_Your instructions:_ Every record below should be written out exactly; pictures stay out.
##########
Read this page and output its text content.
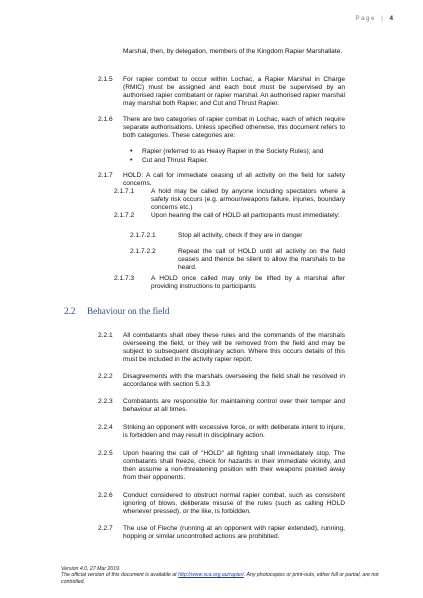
Page | 4
Marshal, then, by delegation, members of the Kingdom Rapier Marshallate.
2.1.5 For rapier combat to occur within Lochac, a Rapier Marshal in Charge (RMIC) must be assigned and each bout must be supervised by an authorised rapier combatant or rapier marshal. An authorised rapier marshal may marshal both Rapier, and Cut and Thrust Rapier.
2.1.6 There are two categories of rapier combat in Lochac, each of which require separate authorisations. Unless specified otherwise, this document refers to both categories. These categories are:
• Rapier (referred to as Heavy Rapier in the Society Rules); and
• Cut and Thrust Rapier.
2.1.7 HOLD: A call for immediate ceasing of all activity on the field for safety concerns.
2.1.7.1	A hold may be called by anyone including spectators where a safety risk occurs (e.g. armour/weapons failure, injuries, boundary concerns etc.)
2.1.7.2	Upon hearing the call of HOLD all participants must immediately:
2.1.7.2.1	Stop all activity, check if they are in danger
2.1.7.2.2	Repeat the call of HOLD until all activity on the field ceases and thence be silent to allow the marshals to be heard.
2.1.7.3	A HOLD once called may only be lifted by a marshal after providing instructions to participants
2.2 Behaviour on the field
2.2.1 All combatants shall obey these rules and the commands of the marshals overseeing the field, or they will be removed from the field and may be subject to subsequent disciplinary action. Where this occurs details of this must be included in the activity rapier report.
2.2.2 Disagreements with the marshals overseeing the field shall be resolved in accordance with section 5.3.3
2.2.3 Combatants are responsible for maintaining control over their temper and behaviour at all times.
2.2.4 Striking an opponent with excessive force, or with deliberate intent to injure, is forbidden and may result in disciplinary action.
2.2.5 Upon hearing the call of "HOLD" all fighting shall immediately stop. The combatants shall freeze, check for hazards in their immediate vicinity, and then assume a non-threatening position with their weapons pointed away from their opponents.
2.2.6 Conduct considered to obstruct normal rapier combat, such as consistent ignoring of blows, deliberate misuse of the rules (such as calling HOLD whenever pressed), or the like, is forbidden.
2.2.7 The use of Fleche (running at an opponent with rapier extended), running, hopping or similar uncontrolled actions are prohibited.
Version 4.0, 27 Mar 2019.
The official version of this document is available at http://www.sca.org.au/rapier/. Any photocopies or print-outs, either full or partial, are not controlled.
##########
_Result:_
Read this page and output its text content.
Page | 4
Marshal, then, by delegation, members of the Kingdom Rapier Marshallate.
2.1.5 For rapier combat to occur within Lochac, a Rapier Marshal in Charge (RMIC) must be assigned and each bout must be supervised by an authorised rapier combatant or rapier marshal. An authorised rapier marshal may marshal both Rapier, and Cut and Thrust Rapier.
2.1.6 There are two categories of rapier combat in Lochac, each of which require separate authorisations. Unless specified otherwise, this document refers to both categories. These categories are:
• Rapier (referred to as Heavy Rapier in the Society Rules); and
• Cut and Thrust Rapier.
2.1.7 HOLD: A call for immediate ceasing of all activity on the field for safety concerns.
2.1.7.1	A hold may be called by anyone including spectators where a safety risk occurs (e.g. armour/weapons failure, injuries, boundary concerns etc.)
2.1.7.2	Upon hearing the call of HOLD all participants must immediately:
2.1.7.2.1	Stop all activity, check if they are in danger
2.1.7.2.2	Repeat the call of HOLD until all activity on the field ceases and thence be silent to allow the marshals to be heard.
2.1.7.3	A HOLD once called may only be lifted by a marshal after providing instructions to participants
2.2 Behaviour on the field
2.2.1 All combatants shall obey these rules and the commands of the marshals overseeing the field, or they will be removed from the field and may be subject to subsequent disciplinary action. Where this occurs details of this must be included in the activity rapier report.
2.2.2 Disagreements with the marshals overseeing the field shall be resolved in accordance with section 5.3.3
2.2.3 Combatants are responsible for maintaining control over their temper and behaviour at all times.
2.2.4 Striking an opponent with excessive force, or with deliberate intent to injure, is forbidden and may result in disciplinary action.
2.2.5 Upon hearing the call of "HOLD" all fighting shall immediately stop. The combatants shall freeze, check for hazards in their immediate vicinity, and then assume a non-threatening position with their weapons pointed away from their opponents.
2.2.6 Conduct considered to obstruct normal rapier combat, such as consistent ignoring of blows, deliberate misuse of the rules (such as calling HOLD whenever pressed), or the like, is forbidden.
2.2.7 The use of Fleche (running at an opponent with rapier extended), running, hopping or similar uncontrolled actions are prohibited.
Version 4.0, 27 Mar 2019.
The official version of this document is available at http://www.sca.org.au/rapier/. Any photocopies or print-outs, either full or partial, are not controlled.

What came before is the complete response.